[Figure data in JSON]
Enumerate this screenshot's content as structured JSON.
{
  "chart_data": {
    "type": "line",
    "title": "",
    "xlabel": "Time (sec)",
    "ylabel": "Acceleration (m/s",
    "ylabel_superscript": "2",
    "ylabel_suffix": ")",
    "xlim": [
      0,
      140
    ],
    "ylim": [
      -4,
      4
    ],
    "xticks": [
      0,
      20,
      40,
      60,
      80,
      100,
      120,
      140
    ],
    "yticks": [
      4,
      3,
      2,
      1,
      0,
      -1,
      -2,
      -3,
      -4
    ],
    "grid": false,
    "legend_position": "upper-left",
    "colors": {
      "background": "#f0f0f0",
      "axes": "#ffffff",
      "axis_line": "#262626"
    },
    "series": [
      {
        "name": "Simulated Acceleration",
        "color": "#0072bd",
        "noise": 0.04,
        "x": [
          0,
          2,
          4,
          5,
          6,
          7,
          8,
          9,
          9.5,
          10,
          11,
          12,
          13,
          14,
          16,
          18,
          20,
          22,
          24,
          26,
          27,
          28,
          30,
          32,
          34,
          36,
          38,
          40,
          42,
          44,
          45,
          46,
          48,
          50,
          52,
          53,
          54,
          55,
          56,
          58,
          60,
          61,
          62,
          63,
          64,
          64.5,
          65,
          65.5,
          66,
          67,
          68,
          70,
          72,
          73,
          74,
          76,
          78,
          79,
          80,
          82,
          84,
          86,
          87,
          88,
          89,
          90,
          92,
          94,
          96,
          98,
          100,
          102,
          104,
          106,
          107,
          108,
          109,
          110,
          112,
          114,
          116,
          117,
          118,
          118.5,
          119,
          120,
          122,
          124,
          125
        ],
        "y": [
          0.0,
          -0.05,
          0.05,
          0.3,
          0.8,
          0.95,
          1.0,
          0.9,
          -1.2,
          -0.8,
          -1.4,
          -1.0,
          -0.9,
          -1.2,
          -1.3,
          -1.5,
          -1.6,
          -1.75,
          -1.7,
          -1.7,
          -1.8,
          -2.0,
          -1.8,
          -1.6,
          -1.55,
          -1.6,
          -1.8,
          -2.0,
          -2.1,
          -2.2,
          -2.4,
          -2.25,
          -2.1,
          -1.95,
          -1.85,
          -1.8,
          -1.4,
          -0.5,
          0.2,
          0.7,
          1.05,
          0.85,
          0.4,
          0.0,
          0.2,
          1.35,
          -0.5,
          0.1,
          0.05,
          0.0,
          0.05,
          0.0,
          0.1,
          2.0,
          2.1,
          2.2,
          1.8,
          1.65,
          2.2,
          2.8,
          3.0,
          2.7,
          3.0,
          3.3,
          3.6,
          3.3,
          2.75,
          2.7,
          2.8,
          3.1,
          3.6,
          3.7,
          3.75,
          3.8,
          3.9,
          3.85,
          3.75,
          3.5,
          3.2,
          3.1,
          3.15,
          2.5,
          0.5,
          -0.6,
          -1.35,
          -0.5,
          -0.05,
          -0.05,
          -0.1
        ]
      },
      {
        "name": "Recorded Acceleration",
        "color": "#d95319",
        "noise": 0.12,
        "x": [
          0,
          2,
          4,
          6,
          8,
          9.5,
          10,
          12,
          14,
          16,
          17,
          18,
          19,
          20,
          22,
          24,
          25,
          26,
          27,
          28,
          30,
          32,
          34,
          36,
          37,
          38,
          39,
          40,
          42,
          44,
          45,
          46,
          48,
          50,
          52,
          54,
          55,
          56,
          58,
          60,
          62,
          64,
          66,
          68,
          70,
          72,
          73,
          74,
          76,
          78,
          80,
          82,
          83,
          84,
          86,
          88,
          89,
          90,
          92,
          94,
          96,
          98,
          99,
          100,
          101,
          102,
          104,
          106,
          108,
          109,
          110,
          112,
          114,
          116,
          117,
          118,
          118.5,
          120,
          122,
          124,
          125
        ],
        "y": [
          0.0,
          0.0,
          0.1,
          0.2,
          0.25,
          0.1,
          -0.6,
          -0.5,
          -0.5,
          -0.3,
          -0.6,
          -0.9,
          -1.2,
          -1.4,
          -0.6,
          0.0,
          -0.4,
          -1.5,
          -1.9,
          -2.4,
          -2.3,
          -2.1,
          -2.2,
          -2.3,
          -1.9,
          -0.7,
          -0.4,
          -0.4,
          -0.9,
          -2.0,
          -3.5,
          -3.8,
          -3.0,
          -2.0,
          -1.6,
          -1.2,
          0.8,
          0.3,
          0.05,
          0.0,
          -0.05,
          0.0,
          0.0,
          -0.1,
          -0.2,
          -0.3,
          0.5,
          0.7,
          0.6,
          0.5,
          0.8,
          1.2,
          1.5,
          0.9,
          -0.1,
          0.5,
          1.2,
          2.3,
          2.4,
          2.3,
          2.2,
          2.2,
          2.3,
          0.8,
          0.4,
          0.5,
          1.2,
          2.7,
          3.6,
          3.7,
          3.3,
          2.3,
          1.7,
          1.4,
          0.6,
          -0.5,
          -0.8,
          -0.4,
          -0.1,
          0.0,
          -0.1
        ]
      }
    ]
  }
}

__Given instruction__.
Restate each record exactly as written.

__In response__.
Enumerate this screenshot's content as structured JSON.
{
  "chart_data": {
    "type": "line",
    "title": "",
    "xlabel": "Time (sec)",
    "ylabel": "Acceleration (m/s",
    "ylabel_superscript": "2",
    "ylabel_suffix": ")",
    "xlim": [
      0,
      140
    ],
    "ylim": [
      -4,
      4
    ],
    "xticks": [
      0,
      20,
      40,
      60,
      80,
      100,
      120,
      140
    ],
    "yticks": [
      4,
      3,
      2,
      1,
      0,
      -1,
      -2,
      -3,
      -4
    ],
    "grid": false,
    "legend_position": "upper-left",
    "colors": {
      "background": "#f0f0f0",
      "axes": "#ffffff",
      "axis_line": "#262626"
    },
    "series": [
      {
        "name": "Simulated Acceleration",
        "color": "#0072bd",
        "noise": 0.04,
        "x": [
          0,
          2,
          4,
          5,
          6,
          7,
          8,
          9,
          9.5,
          10,
          11,
          12,
          13,
          14,
          16,
          18,
          20,
          22,
          24,
          26,
          27,
          28,
          30,
          32,
          34,
          36,
          38,
          40,
          42,
          44,
          45,
          46,
          48,
          50,
          52,
          53,
          54,
          55,
          56,
          58,
          60,
          61,
          62,
          63,
          64,
          64.5,
          65,
          65.5,
          66,
          67,
          68,
          70,
          72,
          73,
          74,
          76,
          78,
          79,
          80,
          82,
          84,
          86,
          87,
          88,
          89,
          90,
          92,
          94,
          96,
          98,
          100,
          102,
          104,
          106,
          107,
          108,
          109,
          110,
          112,
          114,
          116,
          117,
          118,
          118.5,
          119,
          120,
          122,
          124,
          125
        ],
        "y": [
          0.0,
          -0.05,
          0.05,
          0.3,
          0.8,
          0.95,
          1.0,
          0.9,
          -1.2,
          -0.8,
          -1.4,
          -1.0,
          -0.9,
          -1.2,
          -1.3,
          -1.5,
          -1.6,
          -1.75,
          -1.7,
          -1.7,
          -1.8,
          -2.0,
          -1.8,
          -1.6,
          -1.55,
          -1.6,
          -1.8,
          -2.0,
          -2.1,
          -2.2,
          -2.4,
          -2.25,
          -2.1,
          -1.95,
          -1.85,
          -1.8,
          -1.4,
          -0.5,
          0.2,
          0.7,
          1.05,
          0.85,
          0.4,
          0.0,
          0.2,
          1.35,
          -0.5,
          0.1,
          0.05,
          0.0,
          0.05,
          0.0,
          0.1,
          2.0,
          2.1,
          2.2,
          1.8,
          1.65,
          2.2,
          2.8,
          3.0,
          2.7,
          3.0,
          3.3,
          3.6,
          3.3,
          2.75,
          2.7,
          2.8,
          3.1,
          3.6,
          3.7,
          3.75,
          3.8,
          3.9,
          3.85,
          3.75,
          3.5,
          3.2,
          3.1,
          3.15,
          2.5,
          0.5,
          -0.6,
          -1.35,
          -0.5,
          -0.05,
          -0.05,
          -0.1
        ]
      },
      {
        "name": "Recorded Acceleration",
        "color": "#d95319",
        "noise": 0.12,
        "x": [
          0,
          2,
          4,
          6,
          8,
          9.5,
          10,
          12,
          14,
          16,
          17,
          18,
          19,
          20,
          22,
          24,
          25,
          26,
          27,
          28,
          30,
          32,
          34,
          36,
          37,
          38,
          39,
          40,
          42,
          44,
          45,
          46,
          48,
          50,
          52,
          54,
          55,
          56,
          58,
          60,
          62,
          64,
          66,
          68,
          70,
          72,
          73,
          74,
          76,
          78,
          80,
          82,
          83,
          84,
          86,
          88,
          89,
          90,
          92,
          94,
          96,
          98,
          99,
          100,
          101,
          102,
          104,
          106,
          108,
          109,
          110,
          112,
          114,
          116,
          117,
          118,
          118.5,
          120,
          122,
          124,
          125
        ],
        "y": [
          0.0,
          0.0,
          0.1,
          0.2,
          0.25,
          0.1,
          -0.6,
          -0.5,
          -0.5,
          -0.3,
          -0.6,
          -0.9,
          -1.2,
          -1.4,
          -0.6,
          0.0,
          -0.4,
          -1.5,
          -1.9,
          -2.4,
          -2.3,
          -2.1,
          -2.2,
          -2.3,
          -1.9,
          -0.7,
          -0.4,
          -0.4,
          -0.9,
          -2.0,
          -3.5,
          -3.8,
          -3.0,
          -2.0,
          -1.6,
          -1.2,
          0.8,
          0.3,
          0.05,
          0.0,
          -0.05,
          0.0,
          0.0,
          -0.1,
          -0.2,
          -0.3,
          0.5,
          0.7,
          0.6,
          0.5,
          0.8,
          1.2,
          1.5,
          0.9,
          -0.1,
          0.5,
          1.2,
          2.3,
          2.4,
          2.3,
          2.2,
          2.2,
          2.3,
          0.8,
          0.4,
          0.5,
          1.2,
          2.7,
          3.6,
          3.7,
          3.3,
          2.3,
          1.7,
          1.4,
          0.6,
          -0.5,
          -0.8,
          -0.4,
          -0.1,
          0.0,
          -0.1
        ]
      }
    ]
  }
}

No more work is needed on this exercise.